**Aim:**
Transcribe the whole listing below without changing a word, but leave out every image.

====== Data for the task ======

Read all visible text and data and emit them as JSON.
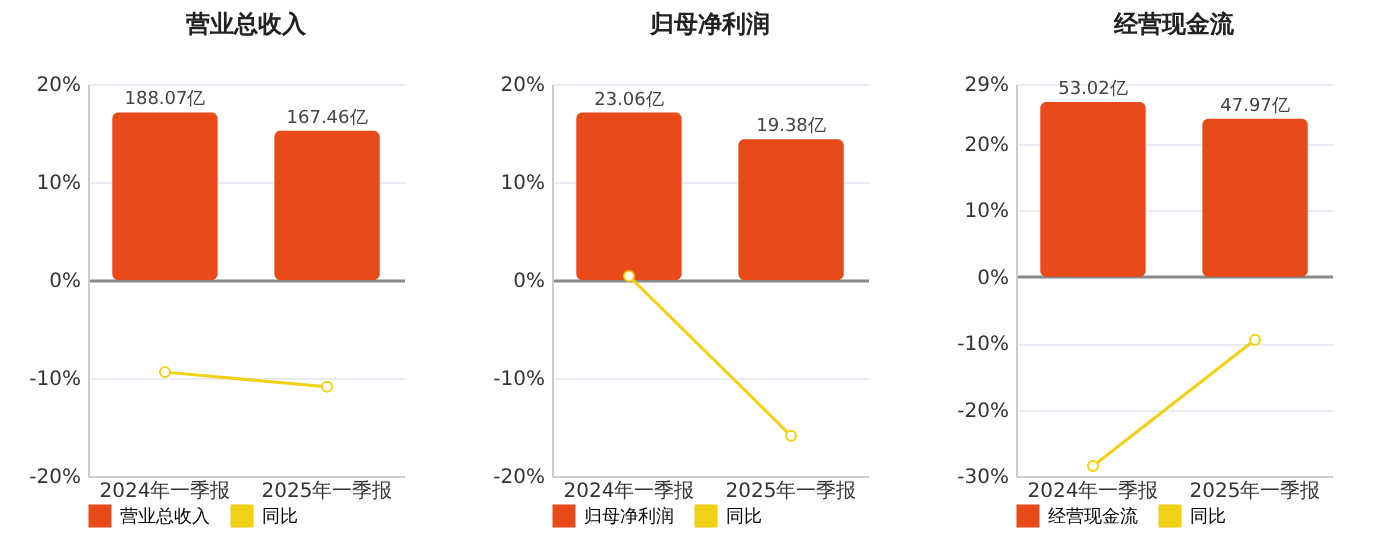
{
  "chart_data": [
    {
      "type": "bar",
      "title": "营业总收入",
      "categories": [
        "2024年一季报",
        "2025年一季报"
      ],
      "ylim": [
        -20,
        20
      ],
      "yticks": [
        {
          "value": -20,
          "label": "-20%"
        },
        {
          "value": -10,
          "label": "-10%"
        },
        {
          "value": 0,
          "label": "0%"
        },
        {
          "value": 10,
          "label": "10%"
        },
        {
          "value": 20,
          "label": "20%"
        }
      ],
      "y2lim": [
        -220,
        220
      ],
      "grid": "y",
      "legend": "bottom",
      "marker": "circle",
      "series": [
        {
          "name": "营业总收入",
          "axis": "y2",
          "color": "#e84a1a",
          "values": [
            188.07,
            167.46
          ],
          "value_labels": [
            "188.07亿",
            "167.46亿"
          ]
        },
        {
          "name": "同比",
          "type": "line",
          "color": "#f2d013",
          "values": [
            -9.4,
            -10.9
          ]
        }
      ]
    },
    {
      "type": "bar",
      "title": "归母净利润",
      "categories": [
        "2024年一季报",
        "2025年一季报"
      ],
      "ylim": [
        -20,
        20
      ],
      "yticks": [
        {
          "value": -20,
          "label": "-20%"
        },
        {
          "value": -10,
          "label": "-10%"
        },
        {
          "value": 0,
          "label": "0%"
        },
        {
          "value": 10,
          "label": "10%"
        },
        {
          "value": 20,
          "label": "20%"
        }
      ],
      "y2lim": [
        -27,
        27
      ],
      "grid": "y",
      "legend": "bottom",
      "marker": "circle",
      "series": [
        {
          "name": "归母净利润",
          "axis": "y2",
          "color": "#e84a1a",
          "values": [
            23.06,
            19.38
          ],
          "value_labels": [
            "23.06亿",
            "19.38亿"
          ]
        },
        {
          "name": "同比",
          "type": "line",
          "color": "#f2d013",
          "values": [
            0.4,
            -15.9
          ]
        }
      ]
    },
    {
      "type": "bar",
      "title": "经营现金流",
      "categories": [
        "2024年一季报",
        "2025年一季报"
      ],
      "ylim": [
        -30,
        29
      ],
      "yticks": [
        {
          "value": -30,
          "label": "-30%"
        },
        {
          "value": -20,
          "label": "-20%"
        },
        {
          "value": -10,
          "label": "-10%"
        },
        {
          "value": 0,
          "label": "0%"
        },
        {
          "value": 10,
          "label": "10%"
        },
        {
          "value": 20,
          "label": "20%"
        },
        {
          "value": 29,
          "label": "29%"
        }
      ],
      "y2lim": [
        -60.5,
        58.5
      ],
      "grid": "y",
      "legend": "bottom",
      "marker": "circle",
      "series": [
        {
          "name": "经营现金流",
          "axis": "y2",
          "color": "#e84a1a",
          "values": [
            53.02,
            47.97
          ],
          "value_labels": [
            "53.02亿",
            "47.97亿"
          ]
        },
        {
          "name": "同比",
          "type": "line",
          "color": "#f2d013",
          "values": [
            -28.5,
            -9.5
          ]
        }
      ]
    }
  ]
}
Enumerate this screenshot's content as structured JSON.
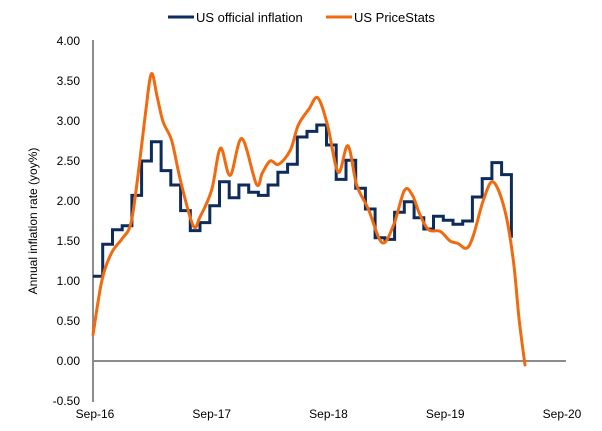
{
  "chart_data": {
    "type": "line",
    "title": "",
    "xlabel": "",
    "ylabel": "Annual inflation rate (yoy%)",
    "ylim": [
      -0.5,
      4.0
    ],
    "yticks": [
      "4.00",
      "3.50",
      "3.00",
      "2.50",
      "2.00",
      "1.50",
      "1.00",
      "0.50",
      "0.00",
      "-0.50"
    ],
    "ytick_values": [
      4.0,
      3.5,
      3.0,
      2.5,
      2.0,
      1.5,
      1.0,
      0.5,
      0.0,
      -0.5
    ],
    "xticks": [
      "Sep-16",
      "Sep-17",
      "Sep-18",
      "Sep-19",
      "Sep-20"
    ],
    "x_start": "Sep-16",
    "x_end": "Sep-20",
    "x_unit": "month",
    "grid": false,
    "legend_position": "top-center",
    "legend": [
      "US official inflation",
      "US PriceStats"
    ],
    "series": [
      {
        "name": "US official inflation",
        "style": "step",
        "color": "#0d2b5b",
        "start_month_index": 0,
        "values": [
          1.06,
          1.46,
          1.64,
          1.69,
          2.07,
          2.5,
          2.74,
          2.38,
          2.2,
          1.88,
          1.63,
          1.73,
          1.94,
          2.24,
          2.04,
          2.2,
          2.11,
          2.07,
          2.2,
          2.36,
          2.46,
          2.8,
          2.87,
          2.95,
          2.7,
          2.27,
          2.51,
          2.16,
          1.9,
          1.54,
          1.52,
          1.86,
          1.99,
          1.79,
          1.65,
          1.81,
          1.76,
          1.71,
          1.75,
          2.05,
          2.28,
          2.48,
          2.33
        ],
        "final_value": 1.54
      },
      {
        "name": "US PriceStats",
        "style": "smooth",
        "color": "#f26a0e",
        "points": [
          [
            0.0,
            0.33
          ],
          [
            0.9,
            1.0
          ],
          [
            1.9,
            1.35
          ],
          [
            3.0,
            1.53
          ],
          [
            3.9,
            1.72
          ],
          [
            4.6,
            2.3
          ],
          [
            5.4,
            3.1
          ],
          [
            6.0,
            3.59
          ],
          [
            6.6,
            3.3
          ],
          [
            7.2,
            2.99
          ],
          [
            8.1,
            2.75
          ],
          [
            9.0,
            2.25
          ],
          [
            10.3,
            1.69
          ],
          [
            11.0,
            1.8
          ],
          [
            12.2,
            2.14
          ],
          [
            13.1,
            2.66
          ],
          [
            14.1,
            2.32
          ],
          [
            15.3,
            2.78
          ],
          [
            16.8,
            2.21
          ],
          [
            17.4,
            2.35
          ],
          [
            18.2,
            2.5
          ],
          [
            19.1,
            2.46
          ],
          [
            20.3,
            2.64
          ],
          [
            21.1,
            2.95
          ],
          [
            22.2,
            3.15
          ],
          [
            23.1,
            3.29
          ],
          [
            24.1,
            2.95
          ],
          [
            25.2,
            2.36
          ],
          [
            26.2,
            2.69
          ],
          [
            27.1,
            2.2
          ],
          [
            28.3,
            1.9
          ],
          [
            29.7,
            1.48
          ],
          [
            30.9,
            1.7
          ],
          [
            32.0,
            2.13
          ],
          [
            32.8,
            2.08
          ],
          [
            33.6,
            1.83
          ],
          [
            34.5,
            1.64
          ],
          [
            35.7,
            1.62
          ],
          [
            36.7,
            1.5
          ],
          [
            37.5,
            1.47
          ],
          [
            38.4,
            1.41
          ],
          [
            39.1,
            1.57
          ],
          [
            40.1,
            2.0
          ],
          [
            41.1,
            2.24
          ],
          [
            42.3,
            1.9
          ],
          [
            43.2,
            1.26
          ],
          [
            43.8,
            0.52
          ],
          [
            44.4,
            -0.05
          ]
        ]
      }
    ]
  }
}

======

**Solved exercise:**
Read all visible text and data and emit them as JSON.
{
  "chart_data": [
    {
      "type": "bar",
      "title": "营业总收入",
      "categories": [
        "2024年一季报",
        "2025年一季报"
      ],
      "ylim": [
        -20,
        20
      ],
      "yticks": [
        {
          "value": -20,
          "label": "-20%"
        },
        {
          "value": -10,
          "label": "-10%"
        },
        {
          "value": 0,
          "label": "0%"
        },
        {
          "value": 10,
          "label": "10%"
        },
        {
          "value": 20,
          "label": "20%"
        }
      ],
      "y2lim": [
        -220,
        220
      ],
      "grid": "y",
      "legend": "bottom",
      "marker": "circle",
      "series": [
        {
          "name": "营业总收入",
          "axis": "y2",
          "color": "#e84a1a",
          "values": [
            188.07,
            167.46
          ],
          "value_labels": [
            "188.07亿",
            "167.46亿"
          ]
        },
        {
          "name": "同比",
          "type": "line",
          "color": "#f2d013",
          "values": [
            -9.4,
            -10.9
          ]
        }
      ]
    },
    {
      "type": "bar",
      "title": "归母净利润",
      "categories": [
        "2024年一季报",
        "2025年一季报"
      ],
      "ylim": [
        -20,
        20
      ],
      "yticks": [
        {
          "value": -20,
          "label": "-20%"
        },
        {
          "value": -10,
          "label": "-10%"
        },
        {
          "value": 0,
          "label": "0%"
        },
        {
          "value": 10,
          "label": "10%"
        },
        {
          "value": 20,
          "label": "20%"
        }
      ],
      "y2lim": [
        -27,
        27
      ],
      "grid": "y",
      "legend": "bottom",
      "marker": "circle",
      "series": [
        {
          "name": "归母净利润",
          "axis": "y2",
          "color": "#e84a1a",
          "values": [
            23.06,
            19.38
          ],
          "value_labels": [
            "23.06亿",
            "19.38亿"
          ]
        },
        {
          "name": "同比",
          "type": "line",
          "color": "#f2d013",
          "values": [
            0.4,
            -15.9
          ]
        }
      ]
    },
    {
      "type": "bar",
      "title": "经营现金流",
      "categories": [
        "2024年一季报",
        "2025年一季报"
      ],
      "ylim": [
        -30,
        29
      ],
      "yticks": [
        {
          "value": -30,
          "label": "-30%"
        },
        {
          "value": -20,
          "label": "-20%"
        },
        {
          "value": -10,
          "label": "-10%"
        },
        {
          "value": 0,
          "label": "0%"
        },
        {
          "value": 10,
          "label": "10%"
        },
        {
          "value": 20,
          "label": "20%"
        },
        {
          "value": 29,
          "label": "29%"
        }
      ],
      "y2lim": [
        -60.5,
        58.5
      ],
      "grid": "y",
      "legend": "bottom",
      "marker": "circle",
      "series": [
        {
          "name": "经营现金流",
          "axis": "y2",
          "color": "#e84a1a",
          "values": [
            53.02,
            47.97
          ],
          "value_labels": [
            "53.02亿",
            "47.97亿"
          ]
        },
        {
          "name": "同比",
          "type": "line",
          "color": "#f2d013",
          "values": [
            -28.5,
            -9.5
          ]
        }
      ]
    }
  ]
}
Enumerate this screenshot's content as structured JSON.
{
  "chart_data": {
    "type": "line",
    "title": "",
    "xlabel": "",
    "ylabel": "Annual inflation rate (yoy%)",
    "ylim": [
      -0.5,
      4.0
    ],
    "yticks": [
      "4.00",
      "3.50",
      "3.00",
      "2.50",
      "2.00",
      "1.50",
      "1.00",
      "0.50",
      "0.00",
      "-0.50"
    ],
    "ytick_values": [
      4.0,
      3.5,
      3.0,
      2.5,
      2.0,
      1.5,
      1.0,
      0.5,
      0.0,
      -0.5
    ],
    "xticks": [
      "Sep-16",
      "Sep-17",
      "Sep-18",
      "Sep-19",
      "Sep-20"
    ],
    "x_start": "Sep-16",
    "x_end": "Sep-20",
    "x_unit": "month",
    "grid": false,
    "legend_position": "top-center",
    "legend": [
      "US official inflation",
      "US PriceStats"
    ],
    "series": [
      {
        "name": "US official inflation",
        "style": "step",
        "color": "#0d2b5b",
        "start_month_index": 0,
        "values": [
          1.06,
          1.46,
          1.64,
          1.69,
          2.07,
          2.5,
          2.74,
          2.38,
          2.2,
          1.88,
          1.63,
          1.73,
          1.94,
          2.24,
          2.04,
          2.2,
          2.11,
          2.07,
          2.2,
          2.36,
          2.46,
          2.8,
          2.87,
          2.95,
          2.7,
          2.27,
          2.51,
          2.16,
          1.9,
          1.54,
          1.52,
          1.86,
          1.99,
          1.79,
          1.65,
          1.81,
          1.76,
          1.71,
          1.75,
          2.05,
          2.28,
          2.48,
          2.33
        ],
        "final_value": 1.54
      },
      {
        "name": "US PriceStats",
        "style": "smooth",
        "color": "#f26a0e",
        "points": [
          [
            0.0,
            0.33
          ],
          [
            0.9,
            1.0
          ],
          [
            1.9,
            1.35
          ],
          [
            3.0,
            1.53
          ],
          [
            3.9,
            1.72
          ],
          [
            4.6,
            2.3
          ],
          [
            5.4,
            3.1
          ],
          [
            6.0,
            3.59
          ],
          [
            6.6,
            3.3
          ],
          [
            7.2,
            2.99
          ],
          [
            8.1,
            2.75
          ],
          [
            9.0,
            2.25
          ],
          [
            10.3,
            1.69
          ],
          [
            11.0,
            1.8
          ],
          [
            12.2,
            2.14
          ],
          [
            13.1,
            2.66
          ],
          [
            14.1,
            2.32
          ],
          [
            15.3,
            2.78
          ],
          [
            16.8,
            2.21
          ],
          [
            17.4,
            2.35
          ],
          [
            18.2,
            2.5
          ],
          [
            19.1,
            2.46
          ],
          [
            20.3,
            2.64
          ],
          [
            21.1,
            2.95
          ],
          [
            22.2,
            3.15
          ],
          [
            23.1,
            3.29
          ],
          [
            24.1,
            2.95
          ],
          [
            25.2,
            2.36
          ],
          [
            26.2,
            2.69
          ],
          [
            27.1,
            2.2
          ],
          [
            28.3,
            1.9
          ],
          [
            29.7,
            1.48
          ],
          [
            30.9,
            1.7
          ],
          [
            32.0,
            2.13
          ],
          [
            32.8,
            2.08
          ],
          [
            33.6,
            1.83
          ],
          [
            34.5,
            1.64
          ],
          [
            35.7,
            1.62
          ],
          [
            36.7,
            1.5
          ],
          [
            37.5,
            1.47
          ],
          [
            38.4,
            1.41
          ],
          [
            39.1,
            1.57
          ],
          [
            40.1,
            2.0
          ],
          [
            41.1,
            2.24
          ],
          [
            42.3,
            1.9
          ],
          [
            43.2,
            1.26
          ],
          [
            43.8,
            0.52
          ],
          [
            44.4,
            -0.05
          ]
        ]
      }
    ]
  }
}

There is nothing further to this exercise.